* Problem description: In the copy, include every entry exactly but none of the images.

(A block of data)
● ● ● ● ●

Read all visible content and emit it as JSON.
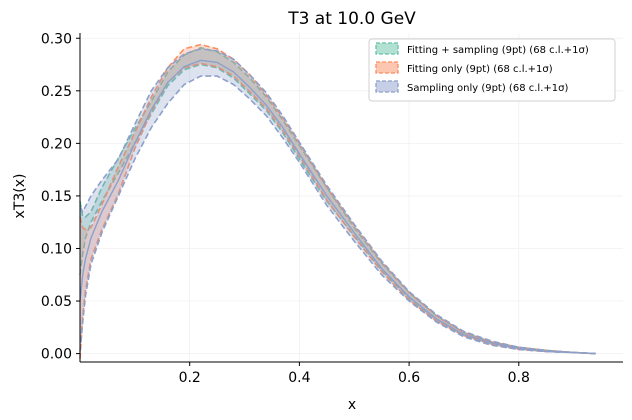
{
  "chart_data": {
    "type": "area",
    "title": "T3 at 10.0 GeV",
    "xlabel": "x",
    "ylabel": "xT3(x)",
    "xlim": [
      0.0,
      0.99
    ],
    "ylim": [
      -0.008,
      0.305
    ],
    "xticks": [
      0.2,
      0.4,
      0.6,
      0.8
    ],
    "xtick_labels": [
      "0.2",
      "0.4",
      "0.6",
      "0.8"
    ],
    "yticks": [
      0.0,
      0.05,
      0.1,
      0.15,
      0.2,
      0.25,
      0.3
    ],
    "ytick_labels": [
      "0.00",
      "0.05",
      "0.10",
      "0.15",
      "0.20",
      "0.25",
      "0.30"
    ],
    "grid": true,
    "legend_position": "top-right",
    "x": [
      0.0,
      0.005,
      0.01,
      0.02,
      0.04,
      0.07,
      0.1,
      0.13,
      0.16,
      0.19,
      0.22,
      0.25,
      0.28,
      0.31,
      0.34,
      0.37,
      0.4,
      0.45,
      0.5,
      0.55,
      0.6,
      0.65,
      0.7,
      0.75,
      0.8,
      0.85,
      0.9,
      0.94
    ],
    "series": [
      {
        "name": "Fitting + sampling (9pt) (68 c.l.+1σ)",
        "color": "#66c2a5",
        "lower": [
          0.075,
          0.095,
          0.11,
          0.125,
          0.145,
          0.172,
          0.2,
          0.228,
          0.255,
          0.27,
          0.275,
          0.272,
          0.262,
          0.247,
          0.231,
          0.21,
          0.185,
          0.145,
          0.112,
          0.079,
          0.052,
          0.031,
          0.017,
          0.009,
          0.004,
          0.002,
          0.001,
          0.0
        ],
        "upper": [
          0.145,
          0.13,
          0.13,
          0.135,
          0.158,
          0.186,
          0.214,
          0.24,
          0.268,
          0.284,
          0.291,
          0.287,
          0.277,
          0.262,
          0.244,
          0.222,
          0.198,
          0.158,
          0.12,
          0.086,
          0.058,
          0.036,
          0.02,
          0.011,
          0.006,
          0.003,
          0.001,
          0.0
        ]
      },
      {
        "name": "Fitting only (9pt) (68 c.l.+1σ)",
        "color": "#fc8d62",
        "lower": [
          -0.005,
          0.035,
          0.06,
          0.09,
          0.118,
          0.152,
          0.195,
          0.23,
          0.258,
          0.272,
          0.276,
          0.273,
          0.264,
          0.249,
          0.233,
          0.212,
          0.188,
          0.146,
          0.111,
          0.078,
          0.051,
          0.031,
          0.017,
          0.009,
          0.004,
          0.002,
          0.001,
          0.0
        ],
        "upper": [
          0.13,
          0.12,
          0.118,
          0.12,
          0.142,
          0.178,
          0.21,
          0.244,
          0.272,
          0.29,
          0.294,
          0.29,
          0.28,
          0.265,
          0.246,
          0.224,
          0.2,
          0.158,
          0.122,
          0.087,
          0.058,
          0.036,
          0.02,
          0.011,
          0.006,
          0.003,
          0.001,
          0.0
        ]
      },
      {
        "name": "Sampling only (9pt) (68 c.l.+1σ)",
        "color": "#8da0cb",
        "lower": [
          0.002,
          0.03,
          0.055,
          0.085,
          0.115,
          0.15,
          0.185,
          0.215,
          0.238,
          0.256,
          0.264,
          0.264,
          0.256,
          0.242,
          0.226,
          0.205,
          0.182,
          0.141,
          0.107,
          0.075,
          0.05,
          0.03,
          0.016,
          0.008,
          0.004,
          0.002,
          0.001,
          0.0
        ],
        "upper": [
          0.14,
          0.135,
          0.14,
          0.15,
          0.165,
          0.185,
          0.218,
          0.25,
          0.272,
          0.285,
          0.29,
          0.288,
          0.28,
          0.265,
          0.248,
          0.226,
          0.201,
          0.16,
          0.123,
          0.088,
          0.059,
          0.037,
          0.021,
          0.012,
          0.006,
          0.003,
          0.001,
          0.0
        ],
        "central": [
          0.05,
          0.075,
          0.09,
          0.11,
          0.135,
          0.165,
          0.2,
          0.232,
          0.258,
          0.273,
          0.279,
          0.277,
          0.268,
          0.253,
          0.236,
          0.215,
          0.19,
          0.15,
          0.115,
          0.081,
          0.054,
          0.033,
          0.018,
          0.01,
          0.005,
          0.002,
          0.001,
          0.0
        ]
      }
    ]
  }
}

● ● ● ● ●

* Finished answer:
Read all visible content and emit it as JSON.
{
  "chart_data": {
    "type": "area",
    "title": "T3 at 10.0 GeV",
    "xlabel": "x",
    "ylabel": "xT3(x)",
    "xlim": [
      0.0,
      0.99
    ],
    "ylim": [
      -0.008,
      0.305
    ],
    "xticks": [
      0.2,
      0.4,
      0.6,
      0.8
    ],
    "xtick_labels": [
      "0.2",
      "0.4",
      "0.6",
      "0.8"
    ],
    "yticks": [
      0.0,
      0.05,
      0.1,
      0.15,
      0.2,
      0.25,
      0.3
    ],
    "ytick_labels": [
      "0.00",
      "0.05",
      "0.10",
      "0.15",
      "0.20",
      "0.25",
      "0.30"
    ],
    "grid": true,
    "legend_position": "top-right",
    "x": [
      0.0,
      0.005,
      0.01,
      0.02,
      0.04,
      0.07,
      0.1,
      0.13,
      0.16,
      0.19,
      0.22,
      0.25,
      0.28,
      0.31,
      0.34,
      0.37,
      0.4,
      0.45,
      0.5,
      0.55,
      0.6,
      0.65,
      0.7,
      0.75,
      0.8,
      0.85,
      0.9,
      0.94
    ],
    "series": [
      {
        "name": "Fitting + sampling (9pt) (68 c.l.+1σ)",
        "color": "#66c2a5",
        "lower": [
          0.075,
          0.095,
          0.11,
          0.125,
          0.145,
          0.172,
          0.2,
          0.228,
          0.255,
          0.27,
          0.275,
          0.272,
          0.262,
          0.247,
          0.231,
          0.21,
          0.185,
          0.145,
          0.112,
          0.079,
          0.052,
          0.031,
          0.017,
          0.009,
          0.004,
          0.002,
          0.001,
          0.0
        ],
        "upper": [
          0.145,
          0.13,
          0.13,
          0.135,
          0.158,
          0.186,
          0.214,
          0.24,
          0.268,
          0.284,
          0.291,
          0.287,
          0.277,
          0.262,
          0.244,
          0.222,
          0.198,
          0.158,
          0.12,
          0.086,
          0.058,
          0.036,
          0.02,
          0.011,
          0.006,
          0.003,
          0.001,
          0.0
        ]
      },
      {
        "name": "Fitting only (9pt) (68 c.l.+1σ)",
        "color": "#fc8d62",
        "lower": [
          -0.005,
          0.035,
          0.06,
          0.09,
          0.118,
          0.152,
          0.195,
          0.23,
          0.258,
          0.272,
          0.276,
          0.273,
          0.264,
          0.249,
          0.233,
          0.212,
          0.188,
          0.146,
          0.111,
          0.078,
          0.051,
          0.031,
          0.017,
          0.009,
          0.004,
          0.002,
          0.001,
          0.0
        ],
        "upper": [
          0.13,
          0.12,
          0.118,
          0.12,
          0.142,
          0.178,
          0.21,
          0.244,
          0.272,
          0.29,
          0.294,
          0.29,
          0.28,
          0.265,
          0.246,
          0.224,
          0.2,
          0.158,
          0.122,
          0.087,
          0.058,
          0.036,
          0.02,
          0.011,
          0.006,
          0.003,
          0.001,
          0.0
        ]
      },
      {
        "name": "Sampling only (9pt) (68 c.l.+1σ)",
        "color": "#8da0cb",
        "lower": [
          0.002,
          0.03,
          0.055,
          0.085,
          0.115,
          0.15,
          0.185,
          0.215,
          0.238,
          0.256,
          0.264,
          0.264,
          0.256,
          0.242,
          0.226,
          0.205,
          0.182,
          0.141,
          0.107,
          0.075,
          0.05,
          0.03,
          0.016,
          0.008,
          0.004,
          0.002,
          0.001,
          0.0
        ],
        "upper": [
          0.14,
          0.135,
          0.14,
          0.15,
          0.165,
          0.185,
          0.218,
          0.25,
          0.272,
          0.285,
          0.29,
          0.288,
          0.28,
          0.265,
          0.248,
          0.226,
          0.201,
          0.16,
          0.123,
          0.088,
          0.059,
          0.037,
          0.021,
          0.012,
          0.006,
          0.003,
          0.001,
          0.0
        ],
        "central": [
          0.05,
          0.075,
          0.09,
          0.11,
          0.135,
          0.165,
          0.2,
          0.232,
          0.258,
          0.273,
          0.279,
          0.277,
          0.268,
          0.253,
          0.236,
          0.215,
          0.19,
          0.15,
          0.115,
          0.081,
          0.054,
          0.033,
          0.018,
          0.01,
          0.005,
          0.002,
          0.001,
          0.0
        ]
      }
    ]
  }
}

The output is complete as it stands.